Required task >>
Quote every line of the data below as it stands, omitting pictures.

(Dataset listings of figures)
+ + + +
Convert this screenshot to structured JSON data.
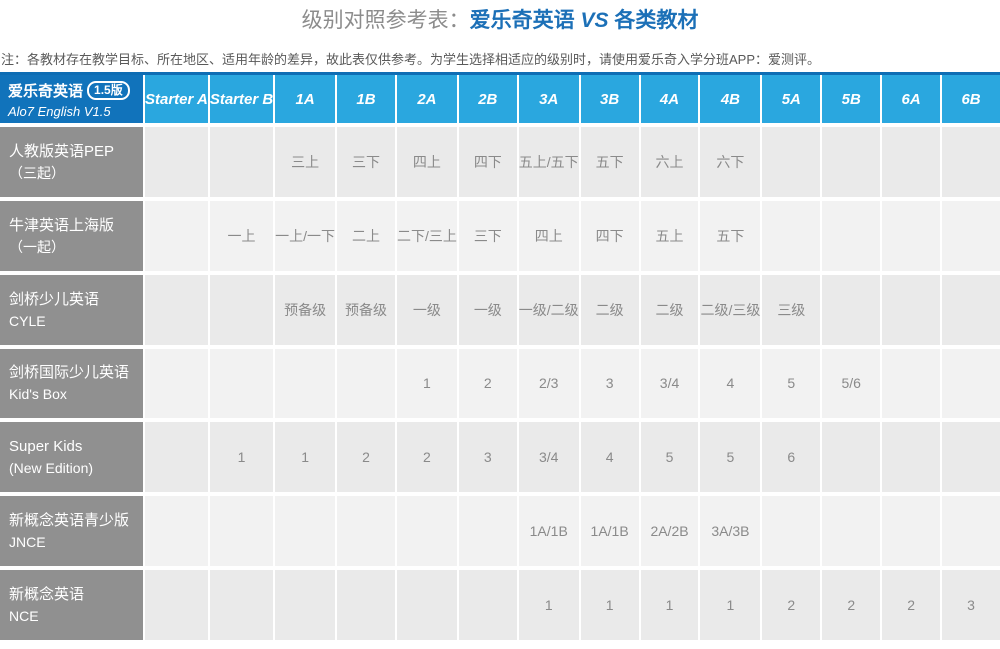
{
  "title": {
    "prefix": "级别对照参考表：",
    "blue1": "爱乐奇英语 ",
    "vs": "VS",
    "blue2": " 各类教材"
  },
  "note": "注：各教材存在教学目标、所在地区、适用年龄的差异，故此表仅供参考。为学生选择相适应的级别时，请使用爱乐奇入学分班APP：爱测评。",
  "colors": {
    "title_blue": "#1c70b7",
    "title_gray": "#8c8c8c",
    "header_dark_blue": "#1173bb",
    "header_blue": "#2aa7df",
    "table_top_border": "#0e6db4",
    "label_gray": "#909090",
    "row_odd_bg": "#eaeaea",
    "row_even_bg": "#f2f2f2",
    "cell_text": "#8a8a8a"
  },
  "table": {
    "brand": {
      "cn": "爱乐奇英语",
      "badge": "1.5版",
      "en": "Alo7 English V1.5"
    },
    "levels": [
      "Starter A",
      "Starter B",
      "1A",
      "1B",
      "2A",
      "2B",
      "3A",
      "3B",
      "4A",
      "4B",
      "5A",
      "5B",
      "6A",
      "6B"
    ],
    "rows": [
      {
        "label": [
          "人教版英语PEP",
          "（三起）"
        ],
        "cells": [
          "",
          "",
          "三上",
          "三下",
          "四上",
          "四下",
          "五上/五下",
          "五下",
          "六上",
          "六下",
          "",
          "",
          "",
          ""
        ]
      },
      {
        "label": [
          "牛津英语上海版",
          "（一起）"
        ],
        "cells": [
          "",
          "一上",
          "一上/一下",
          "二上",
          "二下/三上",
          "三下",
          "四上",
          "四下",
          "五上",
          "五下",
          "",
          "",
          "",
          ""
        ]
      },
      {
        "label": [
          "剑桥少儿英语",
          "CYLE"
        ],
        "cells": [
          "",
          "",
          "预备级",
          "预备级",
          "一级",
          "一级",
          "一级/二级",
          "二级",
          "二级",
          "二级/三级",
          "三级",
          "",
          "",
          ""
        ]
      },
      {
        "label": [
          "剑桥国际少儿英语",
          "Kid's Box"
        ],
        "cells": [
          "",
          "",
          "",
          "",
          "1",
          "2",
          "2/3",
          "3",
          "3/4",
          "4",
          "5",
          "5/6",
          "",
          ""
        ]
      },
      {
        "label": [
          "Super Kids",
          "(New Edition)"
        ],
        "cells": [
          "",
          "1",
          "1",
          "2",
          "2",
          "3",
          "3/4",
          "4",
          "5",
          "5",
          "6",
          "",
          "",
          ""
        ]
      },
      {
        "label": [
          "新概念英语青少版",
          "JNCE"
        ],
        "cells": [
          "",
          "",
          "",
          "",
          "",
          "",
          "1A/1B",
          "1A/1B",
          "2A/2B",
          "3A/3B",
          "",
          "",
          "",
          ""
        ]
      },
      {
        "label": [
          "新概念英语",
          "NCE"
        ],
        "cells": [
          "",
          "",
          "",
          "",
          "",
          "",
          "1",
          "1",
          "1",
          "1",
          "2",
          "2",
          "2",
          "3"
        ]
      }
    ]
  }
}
+ + + +
Expected answer >>
Convert this screenshot to structured JSON data.
{
  "title": {
    "prefix": "级别对照参考表：",
    "blue1": "爱乐奇英语 ",
    "vs": "VS",
    "blue2": " 各类教材"
  },
  "note": "注：各教材存在教学目标、所在地区、适用年龄的差异，故此表仅供参考。为学生选择相适应的级别时，请使用爱乐奇入学分班APP：爱测评。",
  "colors": {
    "title_blue": "#1c70b7",
    "title_gray": "#8c8c8c",
    "header_dark_blue": "#1173bb",
    "header_blue": "#2aa7df",
    "table_top_border": "#0e6db4",
    "label_gray": "#909090",
    "row_odd_bg": "#eaeaea",
    "row_even_bg": "#f2f2f2",
    "cell_text": "#8a8a8a"
  },
  "table": {
    "brand": {
      "cn": "爱乐奇英语",
      "badge": "1.5版",
      "en": "Alo7 English V1.5"
    },
    "levels": [
      "Starter A",
      "Starter B",
      "1A",
      "1B",
      "2A",
      "2B",
      "3A",
      "3B",
      "4A",
      "4B",
      "5A",
      "5B",
      "6A",
      "6B"
    ],
    "rows": [
      {
        "label": [
          "人教版英语PEP",
          "（三起）"
        ],
        "cells": [
          "",
          "",
          "三上",
          "三下",
          "四上",
          "四下",
          "五上/五下",
          "五下",
          "六上",
          "六下",
          "",
          "",
          "",
          ""
        ]
      },
      {
        "label": [
          "牛津英语上海版",
          "（一起）"
        ],
        "cells": [
          "",
          "一上",
          "一上/一下",
          "二上",
          "二下/三上",
          "三下",
          "四上",
          "四下",
          "五上",
          "五下",
          "",
          "",
          "",
          ""
        ]
      },
      {
        "label": [
          "剑桥少儿英语",
          "CYLE"
        ],
        "cells": [
          "",
          "",
          "预备级",
          "预备级",
          "一级",
          "一级",
          "一级/二级",
          "二级",
          "二级",
          "二级/三级",
          "三级",
          "",
          "",
          ""
        ]
      },
      {
        "label": [
          "剑桥国际少儿英语",
          "Kid's Box"
        ],
        "cells": [
          "",
          "",
          "",
          "",
          "1",
          "2",
          "2/3",
          "3",
          "3/4",
          "4",
          "5",
          "5/6",
          "",
          ""
        ]
      },
      {
        "label": [
          "Super Kids",
          "(New Edition)"
        ],
        "cells": [
          "",
          "1",
          "1",
          "2",
          "2",
          "3",
          "3/4",
          "4",
          "5",
          "5",
          "6",
          "",
          "",
          ""
        ]
      },
      {
        "label": [
          "新概念英语青少版",
          "JNCE"
        ],
        "cells": [
          "",
          "",
          "",
          "",
          "",
          "",
          "1A/1B",
          "1A/1B",
          "2A/2B",
          "3A/3B",
          "",
          "",
          "",
          ""
        ]
      },
      {
        "label": [
          "新概念英语",
          "NCE"
        ],
        "cells": [
          "",
          "",
          "",
          "",
          "",
          "",
          "1",
          "1",
          "1",
          "1",
          "2",
          "2",
          "2",
          "3"
        ]
      }
    ]
  }
}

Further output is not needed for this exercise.